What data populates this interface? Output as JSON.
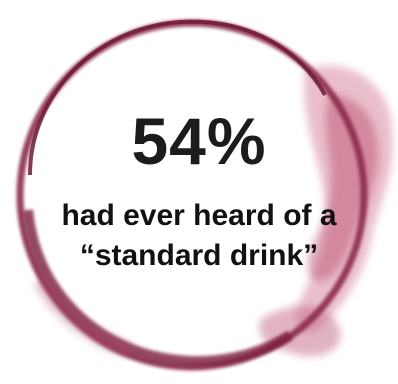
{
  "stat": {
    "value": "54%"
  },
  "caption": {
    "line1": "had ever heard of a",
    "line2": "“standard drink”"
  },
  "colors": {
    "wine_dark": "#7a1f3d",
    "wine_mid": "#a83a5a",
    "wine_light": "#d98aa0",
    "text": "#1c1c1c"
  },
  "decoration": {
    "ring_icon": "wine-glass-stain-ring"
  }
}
----
Exercise brief »
Print out the material word for word, omitting the pictures.

Correct response »
What data populates this interface? Output as JSON.
{
  "stat": {
    "value": "54%"
  },
  "caption": {
    "line1": "had ever heard of a",
    "line2": "“standard drink”"
  },
  "colors": {
    "wine_dark": "#7a1f3d",
    "wine_mid": "#a83a5a",
    "wine_light": "#d98aa0",
    "text": "#1c1c1c"
  },
  "decoration": {
    "ring_icon": "wine-glass-stain-ring"
  }
}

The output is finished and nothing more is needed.